Data excerpts:
# # # # #
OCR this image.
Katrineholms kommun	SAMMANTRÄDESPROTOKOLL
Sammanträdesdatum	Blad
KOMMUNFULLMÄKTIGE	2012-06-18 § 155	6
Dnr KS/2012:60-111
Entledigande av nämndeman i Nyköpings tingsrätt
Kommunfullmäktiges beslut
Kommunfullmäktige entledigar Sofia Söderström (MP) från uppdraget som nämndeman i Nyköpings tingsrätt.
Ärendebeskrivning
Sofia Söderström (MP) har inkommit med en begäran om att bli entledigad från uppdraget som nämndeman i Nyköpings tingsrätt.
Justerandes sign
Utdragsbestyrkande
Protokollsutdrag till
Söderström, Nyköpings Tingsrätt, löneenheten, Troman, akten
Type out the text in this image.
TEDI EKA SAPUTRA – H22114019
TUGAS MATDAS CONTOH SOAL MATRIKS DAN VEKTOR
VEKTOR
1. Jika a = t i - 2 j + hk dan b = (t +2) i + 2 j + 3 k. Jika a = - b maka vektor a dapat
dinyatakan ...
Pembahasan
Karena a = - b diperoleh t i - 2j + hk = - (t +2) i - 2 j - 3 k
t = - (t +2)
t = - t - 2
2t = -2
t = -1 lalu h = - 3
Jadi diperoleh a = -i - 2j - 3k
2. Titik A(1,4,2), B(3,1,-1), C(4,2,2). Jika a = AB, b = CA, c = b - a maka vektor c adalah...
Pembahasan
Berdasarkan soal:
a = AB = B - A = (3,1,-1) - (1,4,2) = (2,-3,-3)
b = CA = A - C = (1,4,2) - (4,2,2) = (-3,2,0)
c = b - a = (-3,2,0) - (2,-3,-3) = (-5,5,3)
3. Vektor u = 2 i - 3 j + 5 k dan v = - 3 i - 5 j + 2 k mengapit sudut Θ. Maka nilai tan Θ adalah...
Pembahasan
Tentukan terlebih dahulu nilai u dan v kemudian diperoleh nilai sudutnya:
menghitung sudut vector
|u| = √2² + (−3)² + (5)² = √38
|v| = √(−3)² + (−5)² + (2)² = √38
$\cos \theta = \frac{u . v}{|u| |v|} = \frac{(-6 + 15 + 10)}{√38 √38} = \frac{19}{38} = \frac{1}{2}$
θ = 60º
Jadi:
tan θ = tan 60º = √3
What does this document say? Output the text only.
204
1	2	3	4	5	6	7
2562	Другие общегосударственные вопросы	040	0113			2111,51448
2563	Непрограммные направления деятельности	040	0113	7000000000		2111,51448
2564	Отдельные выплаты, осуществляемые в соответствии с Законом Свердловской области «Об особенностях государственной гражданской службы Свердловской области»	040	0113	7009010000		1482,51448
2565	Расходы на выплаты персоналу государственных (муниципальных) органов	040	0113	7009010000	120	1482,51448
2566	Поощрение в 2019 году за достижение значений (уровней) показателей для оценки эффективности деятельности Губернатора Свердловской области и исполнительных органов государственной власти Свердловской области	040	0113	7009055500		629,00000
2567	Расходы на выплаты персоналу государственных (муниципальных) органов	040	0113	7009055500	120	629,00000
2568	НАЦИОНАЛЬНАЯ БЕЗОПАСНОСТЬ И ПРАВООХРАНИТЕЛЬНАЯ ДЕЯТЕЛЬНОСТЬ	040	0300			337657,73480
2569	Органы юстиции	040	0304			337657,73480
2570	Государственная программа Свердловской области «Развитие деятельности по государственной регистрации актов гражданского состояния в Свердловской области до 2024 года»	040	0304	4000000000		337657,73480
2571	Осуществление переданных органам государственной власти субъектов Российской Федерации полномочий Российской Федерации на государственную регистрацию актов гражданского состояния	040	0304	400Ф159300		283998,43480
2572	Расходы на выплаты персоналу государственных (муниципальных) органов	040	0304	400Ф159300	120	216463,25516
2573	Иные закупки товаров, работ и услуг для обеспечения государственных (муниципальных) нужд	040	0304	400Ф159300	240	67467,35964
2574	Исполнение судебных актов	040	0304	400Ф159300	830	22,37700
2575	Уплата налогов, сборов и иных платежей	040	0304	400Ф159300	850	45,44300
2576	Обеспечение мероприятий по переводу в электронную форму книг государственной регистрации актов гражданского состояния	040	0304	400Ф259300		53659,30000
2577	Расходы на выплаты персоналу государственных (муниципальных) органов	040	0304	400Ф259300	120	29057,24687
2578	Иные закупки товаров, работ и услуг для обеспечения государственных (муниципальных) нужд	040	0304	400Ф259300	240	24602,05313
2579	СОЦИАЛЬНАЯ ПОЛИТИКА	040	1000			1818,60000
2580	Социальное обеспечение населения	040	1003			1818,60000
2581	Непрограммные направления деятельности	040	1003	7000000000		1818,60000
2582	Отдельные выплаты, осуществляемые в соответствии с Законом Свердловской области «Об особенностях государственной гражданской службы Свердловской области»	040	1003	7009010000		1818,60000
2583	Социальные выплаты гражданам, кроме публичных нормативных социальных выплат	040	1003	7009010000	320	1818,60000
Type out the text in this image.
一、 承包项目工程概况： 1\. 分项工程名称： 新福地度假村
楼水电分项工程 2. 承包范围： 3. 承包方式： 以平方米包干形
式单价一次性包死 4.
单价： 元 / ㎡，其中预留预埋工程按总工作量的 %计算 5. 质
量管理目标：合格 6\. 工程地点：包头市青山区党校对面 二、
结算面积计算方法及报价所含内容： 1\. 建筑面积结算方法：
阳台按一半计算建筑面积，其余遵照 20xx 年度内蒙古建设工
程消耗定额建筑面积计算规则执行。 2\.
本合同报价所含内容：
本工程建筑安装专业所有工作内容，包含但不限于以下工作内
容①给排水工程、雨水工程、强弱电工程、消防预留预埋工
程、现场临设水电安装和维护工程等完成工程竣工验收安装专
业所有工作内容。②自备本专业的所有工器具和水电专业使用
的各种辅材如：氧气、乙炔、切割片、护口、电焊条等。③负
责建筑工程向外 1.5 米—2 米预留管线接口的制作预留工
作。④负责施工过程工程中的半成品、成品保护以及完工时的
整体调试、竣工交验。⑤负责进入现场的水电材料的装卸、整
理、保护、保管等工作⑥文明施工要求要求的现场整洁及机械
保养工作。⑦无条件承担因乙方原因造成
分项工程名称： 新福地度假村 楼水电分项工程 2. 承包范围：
# # # # #
- AIM OF THE EXERCISE: Extract the data in full. Keep it word for word.

- CORRECT OUTPUT:
OCR this image.
Katrineholms kommun	SAMMANTRÄDESPROTOKOLL
Sammanträdesdatum	Blad
KOMMUNFULLMÄKTIGE	2012-06-18 § 155	6
Dnr KS/2012:60-111
Entledigande av nämndeman i Nyköpings tingsrätt
Kommunfullmäktiges beslut
Kommunfullmäktige entledigar Sofia Söderström (MP) från uppdraget som nämndeman i Nyköpings tingsrätt.
Ärendebeskrivning
Sofia Söderström (MP) har inkommit med en begäran om att bli entledigad från uppdraget som nämndeman i Nyköpings tingsrätt.
Justerandes sign
Utdragsbestyrkande
Protokollsutdrag till
Söderström, Nyköpings Tingsrätt, löneenheten, Troman, akten
Type out the text in this image.
TEDI EKA SAPUTRA – H22114019
TUGAS MATDAS CONTOH SOAL MATRIKS DAN VEKTOR
VEKTOR
1. Jika a = t i - 2 j + hk dan b = (t +2) i + 2 j + 3 k. Jika a = - b maka vektor a dapat
dinyatakan ...
Pembahasan
Karena a = - b diperoleh t i - 2j + hk = - (t +2) i - 2 j - 3 k
t = - (t +2)
t = - t - 2
2t = -2
t = -1 lalu h = - 3
Jadi diperoleh a = -i - 2j - 3k
2. Titik A(1,4,2), B(3,1,-1), C(4,2,2). Jika a = AB, b = CA, c = b - a maka vektor c adalah...
Pembahasan
Berdasarkan soal:
a = AB = B - A = (3,1,-1) - (1,4,2) = (2,-3,-3)
b = CA = A - C = (1,4,2) - (4,2,2) = (-3,2,0)
c = b - a = (-3,2,0) - (2,-3,-3) = (-5,5,3)
3. Vektor u = 2 i - 3 j + 5 k dan v = - 3 i - 5 j + 2 k mengapit sudut Θ. Maka nilai tan Θ adalah...
Pembahasan
Tentukan terlebih dahulu nilai u dan v kemudian diperoleh nilai sudutnya:
menghitung sudut vector
|u| = √2² + (−3)² + (5)² = √38
|v| = √(−3)² + (−5)² + (2)² = √38
$\cos \theta = \frac{u . v}{|u| |v|} = \frac{(-6 + 15 + 10)}{√38 √38} = \frac{19}{38} = \frac{1}{2}$
θ = 60º
Jadi:
tan θ = tan 60º = √3
What does this document say? Output the text only.
204
1	2	3	4	5	6	7
2562	Другие общегосударственные вопросы	040	0113			2111,51448
2563	Непрограммные направления деятельности	040	0113	7000000000		2111,51448
2564	Отдельные выплаты, осуществляемые в соответствии с Законом Свердловской области «Об особенностях государственной гражданской службы Свердловской области»	040	0113	7009010000		1482,51448
2565	Расходы на выплаты персоналу государственных (муниципальных) органов	040	0113	7009010000	120	1482,51448
2566	Поощрение в 2019 году за достижение значений (уровней) показателей для оценки эффективности деятельности Губернатора Свердловской области и исполнительных органов государственной власти Свердловской области	040	0113	7009055500		629,00000
2567	Расходы на выплаты персоналу государственных (муниципальных) органов	040	0113	7009055500	120	629,00000
2568	НАЦИОНАЛЬНАЯ БЕЗОПАСНОСТЬ И ПРАВООХРАНИТЕЛЬНАЯ ДЕЯТЕЛЬНОСТЬ	040	0300			337657,73480
2569	Органы юстиции	040	0304			337657,73480
2570	Государственная программа Свердловской области «Развитие деятельности по государственной регистрации актов гражданского состояния в Свердловской области до 2024 года»	040	0304	4000000000		337657,73480
2571	Осуществление переданных органам государственной власти субъектов Российской Федерации полномочий Российской Федерации на государственную регистрацию актов гражданского состояния	040	0304	400Ф159300		283998,43480
2572	Расходы на выплаты персоналу государственных (муниципальных) органов	040	0304	400Ф159300	120	216463,25516
2573	Иные закупки товаров, работ и услуг для обеспечения государственных (муниципальных) нужд	040	0304	400Ф159300	240	67467,35964
2574	Исполнение судебных актов	040	0304	400Ф159300	830	22,37700
2575	Уплата налогов, сборов и иных платежей	040	0304	400Ф159300	850	45,44300
2576	Обеспечение мероприятий по переводу в электронную форму книг государственной регистрации актов гражданского состояния	040	0304	400Ф259300		53659,30000
2577	Расходы на выплаты персоналу государственных (муниципальных) органов	040	0304	400Ф259300	120	29057,24687
2578	Иные закупки товаров, работ и услуг для обеспечения государственных (муниципальных) нужд	040	0304	400Ф259300	240	24602,05313
2579	СОЦИАЛЬНАЯ ПОЛИТИКА	040	1000			1818,60000
2580	Социальное обеспечение населения	040	1003			1818,60000
2581	Непрограммные направления деятельности	040	1003	7000000000		1818,60000
2582	Отдельные выплаты, осуществляемые в соответствии с Законом Свердловской области «Об особенностях государственной гражданской службы Свердловской области»	040	1003	7009010000		1818,60000
2583	Социальные выплаты гражданам, кроме публичных нормативных социальных выплат	040	1003	7009010000	320	1818,60000
Type out the text in this image.
一、 承包项目工程概况： 1\. 分项工程名称： 新福地度假村
楼水电分项工程 2. 承包范围： 3. 承包方式： 以平方米包干形
式单价一次性包死 4.
单价： 元 / ㎡，其中预留预埋工程按总工作量的 %计算 5. 质
量管理目标：合格 6\. 工程地点：包头市青山区党校对面 二、
结算面积计算方法及报价所含内容： 1\. 建筑面积结算方法：
阳台按一半计算建筑面积，其余遵照 20xx 年度内蒙古建设工
程消耗定额建筑面积计算规则执行。 2\.
本合同报价所含内容：
本工程建筑安装专业所有工作内容，包含但不限于以下工作内
容①给排水工程、雨水工程、强弱电工程、消防预留预埋工
程、现场临设水电安装和维护工程等完成工程竣工验收安装专
业所有工作内容。②自备本专业的所有工器具和水电专业使用
的各种辅材如：氧气、乙炔、切割片、护口、电焊条等。③负
责建筑工程向外 1.5 米—2 米预留管线接口的制作预留工
作。④负责施工过程工程中的半成品、成品保护以及完工时的
整体调试、竣工交验。⑤负责进入现场的水电材料的装卸、整
理、保护、保管等工作⑥文明施工要求要求的现场整洁及机械
保养工作。⑦无条件承担因乙方原因造成
分项工程名称： 新福地度假村 楼水电分项工程 2. 承包范围：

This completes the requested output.